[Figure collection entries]

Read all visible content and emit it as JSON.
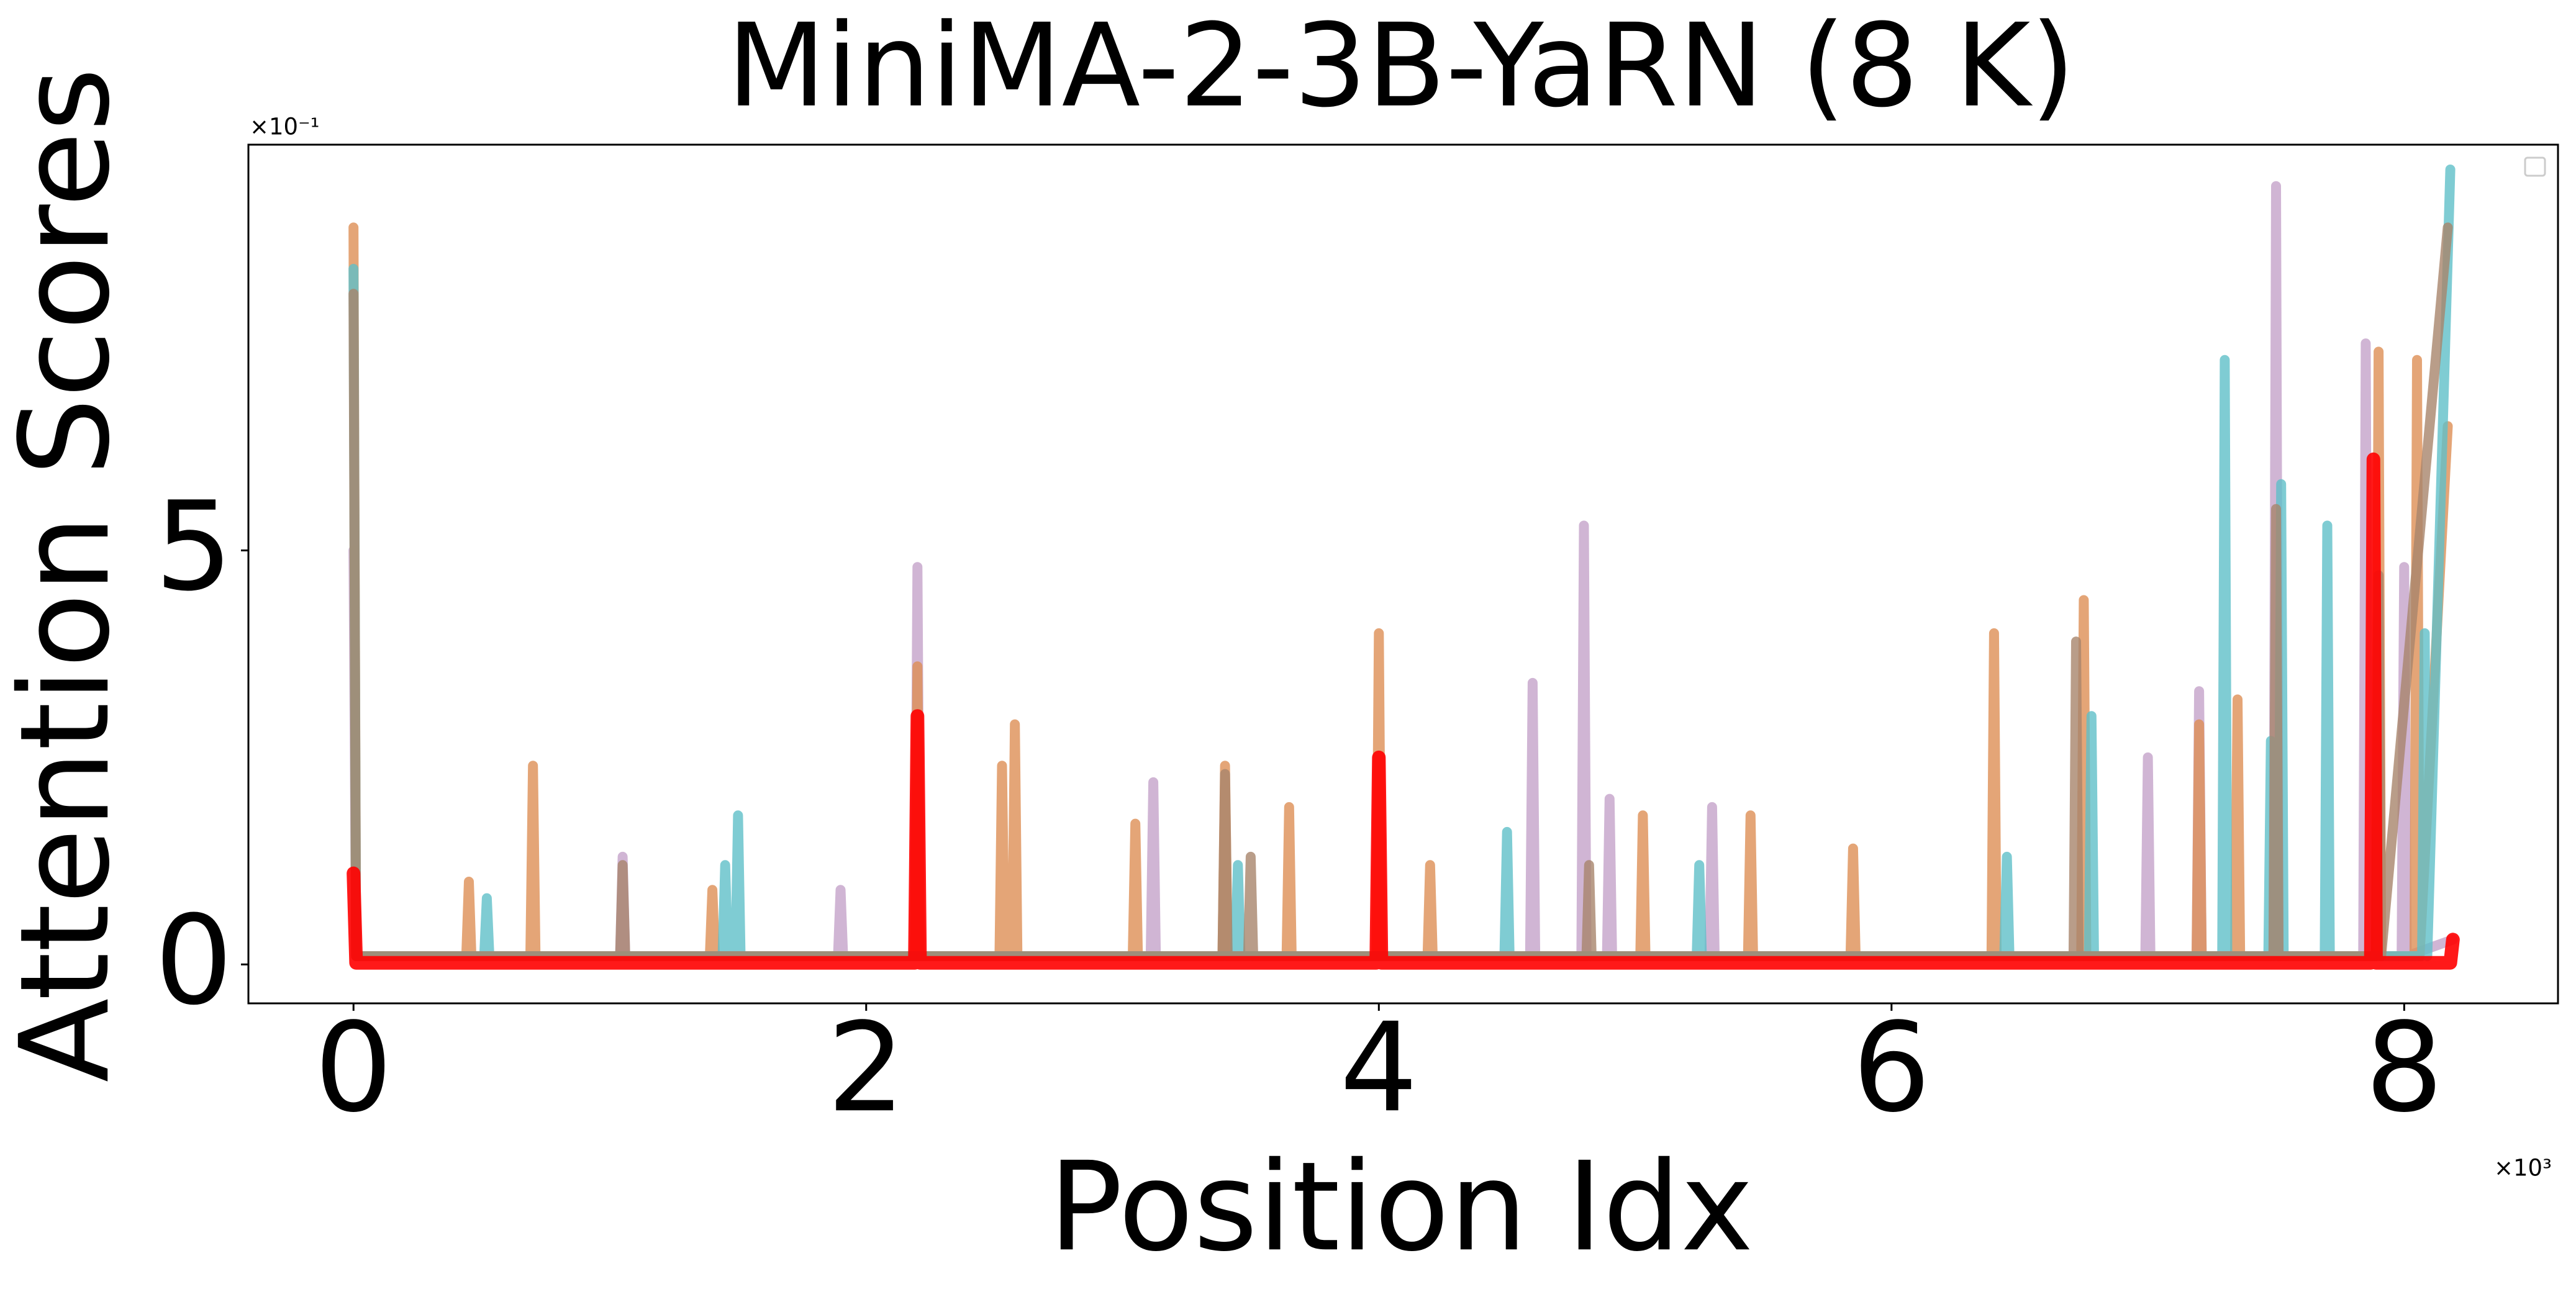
{
  "chart_data": {
    "type": "line",
    "title": "MiniMA-2-3B-YaRN (8 K)",
    "x_label": "Position Idx",
    "y_label": "Attention Scores",
    "x_offset_text": "×10³",
    "y_offset_text": "×10⁻¹",
    "xlim": [
      -0.41,
      8.6
    ],
    "ylim": [
      -0.47,
      9.9
    ],
    "xticks": [
      0,
      2,
      4,
      6,
      8
    ],
    "yticks": [
      0,
      5
    ],
    "series": [
      {
        "color": "#c4a3c9",
        "x": [
          0,
          0.01,
          1.04,
          1.05,
          1.06,
          1.89,
          1.9,
          1.91,
          2.19,
          2.2,
          2.21,
          3.11,
          3.12,
          3.13,
          4.59,
          4.6,
          4.61,
          4.79,
          4.8,
          4.81,
          4.89,
          4.9,
          4.91,
          5.29,
          5.3,
          5.31,
          6.99,
          7.0,
          7.01,
          7.19,
          7.2,
          7.21,
          7.49,
          7.5,
          7.51,
          7.84,
          7.85,
          7.86,
          7.99,
          8.0,
          8.01,
          8.19
        ],
        "values": [
          5.0,
          0.1,
          0.1,
          1.3,
          0.1,
          0.1,
          0.9,
          0.1,
          0.1,
          4.8,
          0.1,
          0.1,
          2.2,
          0.1,
          0.1,
          3.4,
          0.1,
          0.1,
          5.3,
          0.1,
          0.1,
          2.0,
          0.1,
          0.1,
          1.9,
          0.1,
          0.1,
          2.5,
          0.1,
          0.1,
          3.3,
          0.1,
          0.1,
          9.4,
          0.1,
          0.1,
          7.5,
          0.1,
          0.1,
          4.8,
          0.1,
          0.3
        ]
      },
      {
        "color": "#dd8f55",
        "x": [
          0,
          0.01,
          0.44,
          0.45,
          0.46,
          0.69,
          0.7,
          0.71,
          1.39,
          1.4,
          1.41,
          2.19,
          2.2,
          2.21,
          2.52,
          2.53,
          2.54,
          2.57,
          2.58,
          2.59,
          3.04,
          3.05,
          3.06,
          3.39,
          3.4,
          3.41,
          3.64,
          3.65,
          3.66,
          3.99,
          4.0,
          4.01,
          4.19,
          4.2,
          4.21,
          5.02,
          5.03,
          5.04,
          5.44,
          5.45,
          5.46,
          5.84,
          5.85,
          5.86,
          6.39,
          6.4,
          6.41,
          6.74,
          6.75,
          6.76,
          7.19,
          7.2,
          7.21,
          7.34,
          7.35,
          7.36,
          7.89,
          7.9,
          7.91,
          8.04,
          8.05,
          8.06,
          8.17
        ],
        "values": [
          8.9,
          0.1,
          0.1,
          1.0,
          0.1,
          0.1,
          2.4,
          0.1,
          0.1,
          0.9,
          0.1,
          0.1,
          3.6,
          0.1,
          0.1,
          2.4,
          0.1,
          0.1,
          2.9,
          0.1,
          0.1,
          1.7,
          0.1,
          0.1,
          2.4,
          0.1,
          0.1,
          1.9,
          0.1,
          0.1,
          4.0,
          0.1,
          0.1,
          1.2,
          0.1,
          0.1,
          1.8,
          0.1,
          0.1,
          1.8,
          0.1,
          0.1,
          1.4,
          0.1,
          0.1,
          4.0,
          0.1,
          0.1,
          4.4,
          0.1,
          0.1,
          2.9,
          0.1,
          0.1,
          3.2,
          0.1,
          0.1,
          7.4,
          0.1,
          0.1,
          7.3,
          0.1,
          6.5
        ]
      },
      {
        "color": "#5fbfc8",
        "x": [
          0,
          0.01,
          0.51,
          0.52,
          0.53,
          1.44,
          1.45,
          1.46,
          1.49,
          1.5,
          1.51,
          3.44,
          3.45,
          3.46,
          4.49,
          4.5,
          4.51,
          5.24,
          5.25,
          5.26,
          6.44,
          6.45,
          6.46,
          6.77,
          6.78,
          6.79,
          7.29,
          7.3,
          7.31,
          7.47,
          7.48,
          7.49,
          7.51,
          7.52,
          7.53,
          7.69,
          7.7,
          7.71,
          8.07,
          8.08,
          8.09,
          8.18
        ],
        "values": [
          8.4,
          0.1,
          0.1,
          0.8,
          0.1,
          0.1,
          1.2,
          0.1,
          0.1,
          1.8,
          0.1,
          0.1,
          1.2,
          0.1,
          0.1,
          1.6,
          0.1,
          0.1,
          1.2,
          0.1,
          0.1,
          1.3,
          0.1,
          0.1,
          3.0,
          0.1,
          0.1,
          7.3,
          0.1,
          0.1,
          2.7,
          0.1,
          0.1,
          5.8,
          0.1,
          0.1,
          5.3,
          0.1,
          0.1,
          4.0,
          0.1,
          9.6
        ]
      },
      {
        "color": "#a8846c",
        "x": [
          0,
          0.01,
          1.04,
          1.05,
          1.06,
          3.39,
          3.4,
          3.41,
          3.49,
          3.5,
          3.51,
          4.81,
          4.82,
          4.83,
          6.71,
          6.72,
          6.73,
          7.49,
          7.5,
          7.51,
          7.89,
          7.9,
          7.91,
          8.17
        ],
        "values": [
          8.1,
          0.1,
          0.1,
          1.2,
          0.1,
          0.1,
          2.3,
          0.1,
          0.1,
          1.3,
          0.1,
          0.1,
          1.2,
          0.1,
          0.1,
          3.9,
          0.1,
          0.1,
          5.5,
          0.1,
          0.1,
          4.7,
          0.1,
          8.9
        ]
      },
      {
        "color": "#ff0000",
        "x": [
          0,
          0.01,
          2.19,
          2.2,
          2.21,
          3.99,
          4.0,
          4.01,
          7.87,
          7.88,
          7.89,
          8.18,
          8.19
        ],
        "values": [
          1.1,
          0.02,
          0.02,
          3.0,
          0.02,
          0.02,
          2.5,
          0.02,
          0.02,
          6.1,
          0.02,
          0.02,
          0.3
        ]
      }
    ]
  }
}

» **Task to complete**: Write out every line of the data that holds the word "color".

» **Full output**:
        "color": "#c4a3c9",
        "color": "#dd8f55",
        "color": "#5fbfc8",
        "color": "#a8846c",
        "color": "#ff0000",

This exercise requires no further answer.